## Exercise prompt
Skip the images and return the records below exactly.

## Records provided
────────
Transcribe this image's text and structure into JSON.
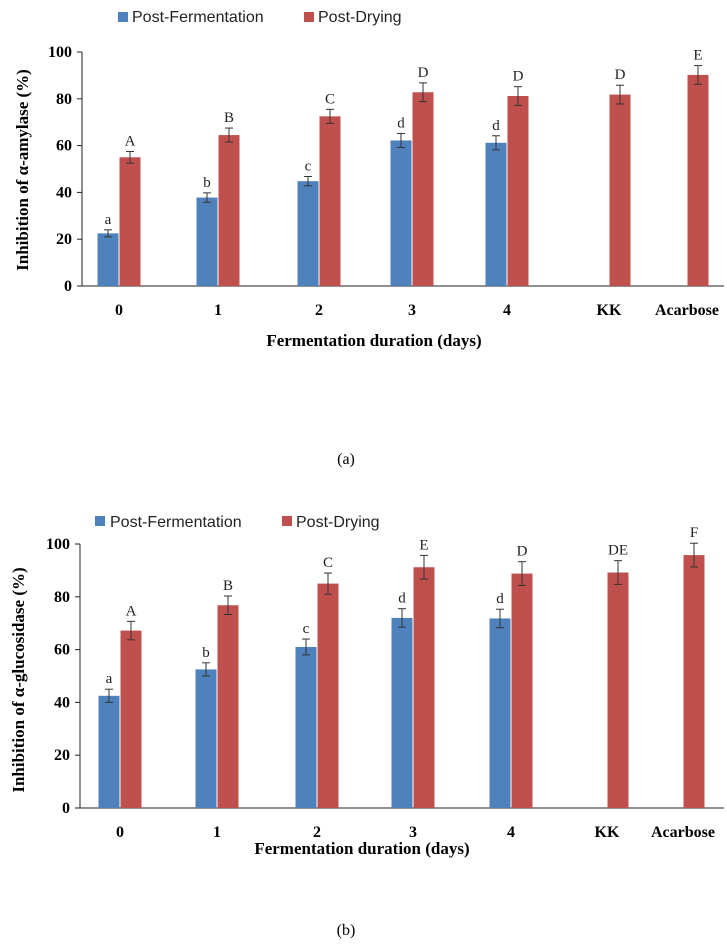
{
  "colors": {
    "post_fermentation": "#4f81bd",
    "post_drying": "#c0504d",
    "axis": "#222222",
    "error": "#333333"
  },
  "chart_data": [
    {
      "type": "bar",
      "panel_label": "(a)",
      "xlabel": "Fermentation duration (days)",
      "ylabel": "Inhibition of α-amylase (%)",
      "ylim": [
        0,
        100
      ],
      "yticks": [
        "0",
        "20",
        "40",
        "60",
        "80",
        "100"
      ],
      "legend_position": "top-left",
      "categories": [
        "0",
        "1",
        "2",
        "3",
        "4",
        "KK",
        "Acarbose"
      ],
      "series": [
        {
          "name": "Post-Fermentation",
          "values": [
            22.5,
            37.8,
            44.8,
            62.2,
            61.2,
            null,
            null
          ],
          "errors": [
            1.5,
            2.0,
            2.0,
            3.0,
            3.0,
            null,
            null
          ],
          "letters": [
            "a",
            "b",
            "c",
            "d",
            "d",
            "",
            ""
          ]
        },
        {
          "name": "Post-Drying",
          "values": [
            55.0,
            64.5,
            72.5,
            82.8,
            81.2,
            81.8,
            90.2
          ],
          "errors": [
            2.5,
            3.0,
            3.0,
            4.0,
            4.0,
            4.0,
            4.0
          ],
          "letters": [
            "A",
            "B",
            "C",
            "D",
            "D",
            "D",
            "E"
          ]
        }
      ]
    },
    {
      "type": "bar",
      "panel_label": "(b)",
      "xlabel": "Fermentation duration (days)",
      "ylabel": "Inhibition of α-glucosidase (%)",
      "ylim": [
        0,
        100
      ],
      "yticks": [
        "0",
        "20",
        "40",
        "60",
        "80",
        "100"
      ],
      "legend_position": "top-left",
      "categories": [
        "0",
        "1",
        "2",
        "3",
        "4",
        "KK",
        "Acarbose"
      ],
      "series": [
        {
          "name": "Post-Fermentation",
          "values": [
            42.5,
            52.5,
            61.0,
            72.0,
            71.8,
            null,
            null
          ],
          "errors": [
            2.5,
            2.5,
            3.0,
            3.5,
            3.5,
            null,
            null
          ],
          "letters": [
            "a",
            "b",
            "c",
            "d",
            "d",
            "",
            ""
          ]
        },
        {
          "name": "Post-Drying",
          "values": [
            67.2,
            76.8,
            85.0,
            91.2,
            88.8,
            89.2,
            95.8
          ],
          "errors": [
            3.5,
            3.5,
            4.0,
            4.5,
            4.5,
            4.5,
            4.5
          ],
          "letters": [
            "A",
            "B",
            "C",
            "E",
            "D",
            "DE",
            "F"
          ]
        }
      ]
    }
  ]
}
────────
## Correct response
Transcribe this image's text and structure into JSON.
{
  "colors": {
    "post_fermentation": "#4f81bd",
    "post_drying": "#c0504d",
    "axis": "#222222",
    "error": "#333333"
  },
  "chart_data": [
    {
      "type": "bar",
      "panel_label": "(a)",
      "xlabel": "Fermentation duration (days)",
      "ylabel": "Inhibition of α-amylase (%)",
      "ylim": [
        0,
        100
      ],
      "yticks": [
        "0",
        "20",
        "40",
        "60",
        "80",
        "100"
      ],
      "legend_position": "top-left",
      "categories": [
        "0",
        "1",
        "2",
        "3",
        "4",
        "KK",
        "Acarbose"
      ],
      "series": [
        {
          "name": "Post-Fermentation",
          "values": [
            22.5,
            37.8,
            44.8,
            62.2,
            61.2,
            null,
            null
          ],
          "errors": [
            1.5,
            2.0,
            2.0,
            3.0,
            3.0,
            null,
            null
          ],
          "letters": [
            "a",
            "b",
            "c",
            "d",
            "d",
            "",
            ""
          ]
        },
        {
          "name": "Post-Drying",
          "values": [
            55.0,
            64.5,
            72.5,
            82.8,
            81.2,
            81.8,
            90.2
          ],
          "errors": [
            2.5,
            3.0,
            3.0,
            4.0,
            4.0,
            4.0,
            4.0
          ],
          "letters": [
            "A",
            "B",
            "C",
            "D",
            "D",
            "D",
            "E"
          ]
        }
      ]
    },
    {
      "type": "bar",
      "panel_label": "(b)",
      "xlabel": "Fermentation duration (days)",
      "ylabel": "Inhibition of α-glucosidase (%)",
      "ylim": [
        0,
        100
      ],
      "yticks": [
        "0",
        "20",
        "40",
        "60",
        "80",
        "100"
      ],
      "legend_position": "top-left",
      "categories": [
        "0",
        "1",
        "2",
        "3",
        "4",
        "KK",
        "Acarbose"
      ],
      "series": [
        {
          "name": "Post-Fermentation",
          "values": [
            42.5,
            52.5,
            61.0,
            72.0,
            71.8,
            null,
            null
          ],
          "errors": [
            2.5,
            2.5,
            3.0,
            3.5,
            3.5,
            null,
            null
          ],
          "letters": [
            "a",
            "b",
            "c",
            "d",
            "d",
            "",
            ""
          ]
        },
        {
          "name": "Post-Drying",
          "values": [
            67.2,
            76.8,
            85.0,
            91.2,
            88.8,
            89.2,
            95.8
          ],
          "errors": [
            3.5,
            3.5,
            4.0,
            4.5,
            4.5,
            4.5,
            4.5
          ],
          "letters": [
            "A",
            "B",
            "C",
            "E",
            "D",
            "DE",
            "F"
          ]
        }
      ]
    }
  ]
}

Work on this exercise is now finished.